*Exercise instructions*
Find every line in the records below that holds the word "如果小勇的位置是" and copy it.
"""
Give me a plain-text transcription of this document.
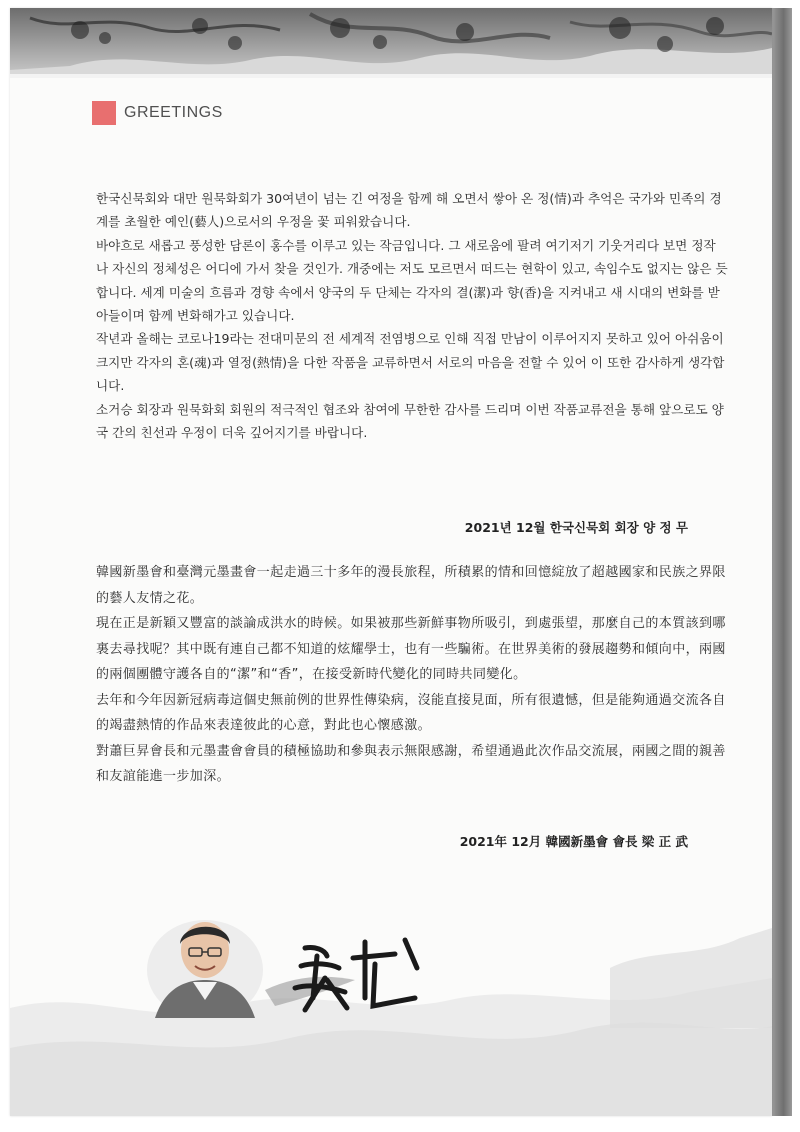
GREETINGS

한국신묵회와 대만 원묵화회가 30여년이 넘는 긴 여정을 함께 해 오면서 쌓아 온 정(情)과 추억은 국가와 민족의 경계를 초월한 예인(藝人)으로서의 우정을 꽃 피워왔습니다.

바야흐로 새롭고 풍성한 담론이 홍수를 이루고 있는 작금입니다. 그 새로움에 팔려 여기저기 기웃거리다 보면 정작 나 자신의 정체성은 어디에 가서 찾을 것인가. 개중에는 저도 모르면서 떠드는 현학이 있고, 속임수도 없지는 않은 듯합니다. 세계 미술의 흐름과 경향 속에서 양국의 두 단체는 각자의 결(潔)과 향(香)을 지켜내고 새 시대의 변화를 받아들이며 함께 변화해가고 있습니다.

작년과 올해는 코로나19라는 전대미문의 전 세계적 전염병으로 인해 직접 만남이 이루어지지 못하고 있어 아쉬움이 크지만 각자의 혼(魂)과 열정(熱情)을 다한 작품을 교류하면서 서로의 마음을 전할 수 있어 이 또한 감사하게 생각합니다.

소거승 회장과 원묵화회 회원의 적극적인 협조와 참여에 무한한 감사를 드리며 이번 작품교류전을 통해 앞으로도 양국 간의 친선과 우정이 더욱 깊어지기를 바랍니다.

2021년 12월 한국신묵회 회장 양 정 무

韓國新墨會和臺灣元墨畫會一起走過三十多年的漫長旅程，所積累的情和回憶綻放了超越國家和民族之界限的藝人友情之花。

現在正是新穎又豐富的談論成洪水的時候。如果被那些新鮮事物所吸引，到處張望，那麼自己的本質該到哪裏去尋找呢？其中既有連自己都不知道的炫耀學士，也有一些騙術。在世界美術的發展趨勢和傾向中，兩國的兩個團體守護各自的“潔”和“香”，在接受新時代變化的同時共同變化。

去年和今年因新冠病毒這個史無前例的世界性傳染病，沒能直接見面，所有很遺憾，但是能夠通過交流各自的竭盡熱情的作品來表達彼此的心意，對此也心懷感激。

對蕭巨昇會長和元墨畫會會員的積極協助和參與表示無限感謝，希望通過此次作品交流展，兩國之間的親善和友誼能進一步加深。

2021年 12月 韓國新墨會 會長 梁 正 武
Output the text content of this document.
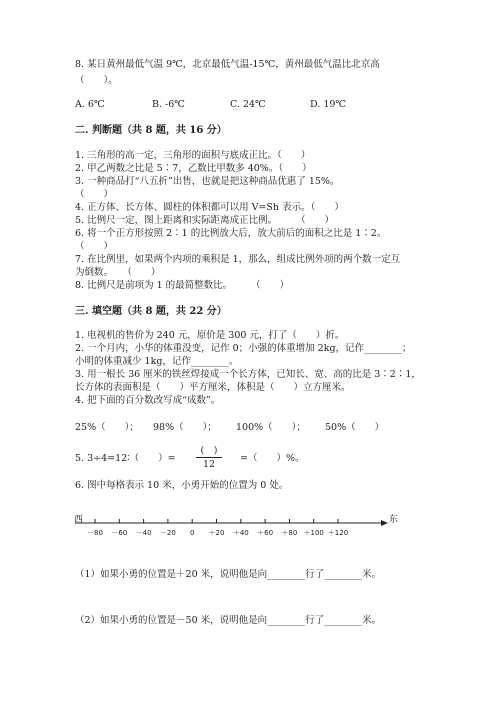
8. 某日黄州最低气温 9℃，北京最低气温-15℃，黄州最低气温比北京高
（　　）。
A. 6℃	B. -6℃	C. 24℃	D. 19℃
二. 判断题（共 8 题，共 16 分）
1. 三角形的高一定，三角形的面积与底成正比。（　　）
2. 甲乙两数之比是 5∶7，乙数比甲数多 40%。（　　）
3. 一种商品打“八五折”出售，也就是把这种商品优惠了 15%。
（　　）
4. 正方体、长方体、圆柱的体积都可以用 V=Sh 表示。（　　）
5. 比例尺一定，图上距离和实际距离成正比例。　　　（　　）
6. 将一个正方形按照 2∶1 的比例放大后，放大前后的面积之比是 1∶2。
（　　）
7. 在比例里，如果两个内项的乘积是 1，那么，组成比例外项的两个数一定互
为倒数。　　（　　）
8. 比例尺是前项为 1 的最简整数比。　　　（　　）
三. 填空题（共 8 题，共 22 分）
1. 电视机的售价为 240 元，原价是 300 元，打了（　　）折。
2. 一个月内，小华的体重没变，记作 0；小强的体重增加 2kg，记作________；
小明的体重减少 1kg，记作________。
3. 用一根长 36 厘米的铁丝焊接成一个长方体，已知长、宽、高的比是 3∶2∶1，
长方体的表面积是（　　）平方厘米，体积是（　　）立方厘米。
4. 把下面的百分数改写成“成数”。
25%（　　）； 98%（　　）； 100%（　　）； 50%（　　）
5. 3÷4=12∶（　　）=
(　)
12
=（　　）%。
6. 图中每格表示 10 米，小勇开始的位置为 0 处。
西	东
－80 －60 －40 －20 0 ＋20 ＋40 ＋60 ＋80 ＋100 ＋120
（1）如果小勇的位置是＋20 米，说明他是向________行了________米。
（2）如果小勇的位置是－50 米，说明他是向________行了________米。
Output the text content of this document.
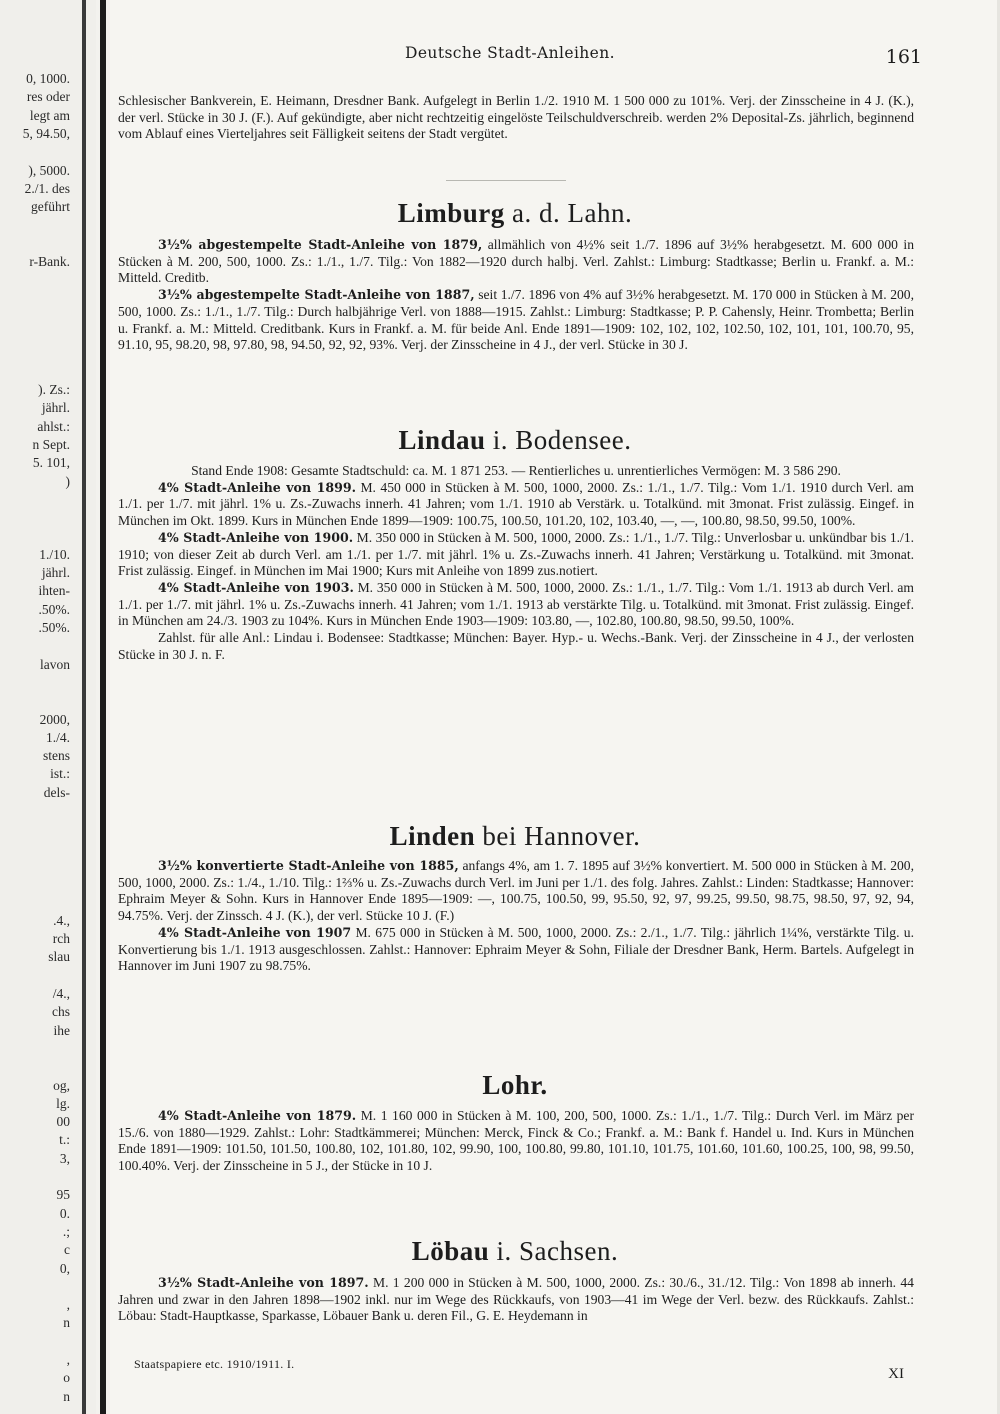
0, 1000.
res oder
legt am
5, 94.50,
), 5000.
2./1. des
geführt
r-Bank.
). Zs.:
jährl.
ahlst.:
n Sept.
5. 101,
)
1./10.
jährl.
ihten-
.50%.
.50%.
lavon
2000,
1./4.
stens
ist.:
dels-
.4.,
rch
slau
/4.,
chs
ihe
og,
lg.
00
t.:
3,
95
0.
.;
c
0,
,
n
,
o
n
Deutsche Stadt-Anleihen.	161

Schlesischer Bankverein, E. Heimann, Dresdner Bank. Aufgelegt in Berlin 1./2. 1910 M. 1 500 000 zu 101%. Verj. der Zinsscheine in 4 J. (K.), der verl. Stücke in 30 J. (F.). Auf gekündigte, aber nicht rechtzeitig eingelöste Teilschuldverschreib. werden 2% Deposital-Zs. jährlich, beginnend vom Ablauf eines Vierteljahres seit Fälligkeit seitens der Stadt vergütet.

Limburg a. d. Lahn.

3½% abgestempelte Stadt-Anleihe von 1879, allmählich von 4½% seit 1./7. 1896 auf 3½% herabgesetzt. M. 600 000 in Stücken à M. 200, 500, 1000. Zs.: 1./1., 1./7. Tilg.: Von 1882—1920 durch halbj. Verl. Zahlst.: Limburg: Stadtkasse; Berlin u. Frankf. a. M.: Mitteld. Creditb.

3½% abgestempelte Stadt-Anleihe von 1887, seit 1./7. 1896 von 4% auf 3½% herabgesetzt. M. 170 000 in Stücken à M. 200, 500, 1000. Zs.: 1./1., 1./7. Tilg.: Durch halbjährige Verl. von 1888—1915. Zahlst.: Limburg: Stadtkasse; P. P. Cahensly, Heinr. Trombetta; Berlin u. Frankf. a. M.: Mitteld. Creditbank. Kurs in Frankf. a. M. für beide Anl. Ende 1891—1909: 102, 102, 102, 102.50, 102, 101, 101, 100.70, 95, 91.10, 95, 98.20, 98, 97.80, 98, 94.50, 92, 92, 93%. Verj. der Zinsscheine in 4 J., der verl. Stücke in 30 J.

Lindau i. Bodensee.

Stand Ende 1908: Gesamte Stadtschuld: ca. M. 1 871 253. — Rentierliches u. unrentierliches Vermögen: M. 3 586 290.

4% Stadt-Anleihe von 1899. M. 450 000 in Stücken à M. 500, 1000, 2000. Zs.: 1./1., 1./7. Tilg.: Vom 1./1. 1910 durch Verl. am 1./1. per 1./7. mit jährl. 1% u. Zs.-Zuwachs innerh. 41 Jahren; vom 1./1. 1910 ab Verstärk. u. Totalkünd. mit 3monat. Frist zulässig. Eingef. in München im Okt. 1899. Kurs in München Ende 1899—1909: 100.75, 100.50, 101.20, 102, 103.40, —, —, 100.80, 98.50, 99.50, 100%.

4% Stadt-Anleihe von 1900. M. 350 000 in Stücken à M. 500, 1000, 2000. Zs.: 1./1., 1./7. Tilg.: Unverlosbar u. unkündbar bis 1./1. 1910; von dieser Zeit ab durch Verl. am 1./1. per 1./7. mit jährl. 1% u. Zs.-Zuwachs innerh. 41 Jahren; Verstärkung u. Totalkünd. mit 3monat. Frist zulässig. Eingef. in München im Mai 1900; Kurs mit Anleihe von 1899 zus.notiert.

4% Stadt-Anleihe von 1903. M. 350 000 in Stücken à M. 500, 1000, 2000. Zs.: 1./1., 1./7. Tilg.: Vom 1./1. 1913 ab durch Verl. am 1./1. per 1./7. mit jährl. 1% u. Zs.-Zuwachs innerh. 41 Jahren; vom 1./1. 1913 ab verstärkte Tilg. u. Totalkünd. mit 3monat. Frist zulässig. Eingef. in München am 24./3. 1903 zu 104%. Kurs in München Ende 1903—1909: 103.80, —, 102.80, 100.80, 98.50, 99.50, 100%.

Zahlst. für alle Anl.: Lindau i. Bodensee: Stadtkasse; München: Bayer. Hyp.- u. Wechs.-Bank. Verj. der Zinsscheine in 4 J., der verlosten Stücke in 30 J. n. F.

Linden bei Hannover.

3½% konvertierte Stadt-Anleihe von 1885, anfangs 4%, am 1. 7. 1895 auf 3½% konvertiert. M. 500 000 in Stücken à M. 200, 500, 1000, 2000. Zs.: 1./4., 1./10. Tilg.: 1⅔% u. Zs.-Zuwachs durch Verl. im Juni per 1./1. des folg. Jahres. Zahlst.: Linden: Stadtkasse; Hannover: Ephraim Meyer & Sohn. Kurs in Hannover Ende 1895—1909: —, 100.75, 100.50, 99, 95.50, 92, 97, 99.25, 99.50, 98.75, 98.50, 97, 92, 94, 94.75%. Verj. der Zinssch. 4 J. (K.), der verl. Stücke 10 J. (F.)

4% Stadt-Anleihe von 1907 M. 675 000 in Stücken à M. 500, 1000, 2000. Zs.: 2./1., 1./7. Tilg.: jährlich 1¼%, verstärkte Tilg. u. Konvertierung bis 1./1. 1913 ausgeschlossen. Zahlst.: Hannover: Ephraim Meyer & Sohn, Filiale der Dresdner Bank, Herm. Bartels. Aufgelegt in Hannover im Juni 1907 zu 98.75%.

Lohr.

4% Stadt-Anleihe von 1879. M. 1 160 000 in Stücken à M. 100, 200, 500, 1000. Zs.: 1./1., 1./7. Tilg.: Durch Verl. im März per 15./6. von 1880—1929. Zahlst.: Lohr: Stadtkämmerei; München: Merck, Finck & Co.; Frankf. a. M.: Bank f. Handel u. Ind. Kurs in München Ende 1891—1909: 101.50, 101.50, 100.80, 102, 101.80, 102, 99.90, 100, 100.80, 99.80, 101.10, 101.75, 101.60, 101.60, 100.25, 100, 98, 99.50, 100.40%. Verj. der Zinsscheine in 5 J., der Stücke in 10 J.

Löbau i. Sachsen.

3½% Stadt-Anleihe von 1897. M. 1 200 000 in Stücken à M. 500, 1000, 2000. Zs.: 30./6., 31./12. Tilg.: Von 1898 ab innerh. 44 Jahren und zwar in den Jahren 1898—1902 inkl. nur im Wege des Rückkaufs, von 1903—41 im Wege der Verl. bezw. des Rückkaufs. Zahlst.: Löbau: Stadt-Hauptkasse, Sparkasse, Löbauer Bank u. deren Fil., G. E. Heydemann in

Staatspapiere etc. 1910/1911. I.
XI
"""
*Output*
（1）如果小勇的位置是＋20 米，说明他是向________行了________米。
（2）如果小勇的位置是－50 米，说明他是向________行了________米。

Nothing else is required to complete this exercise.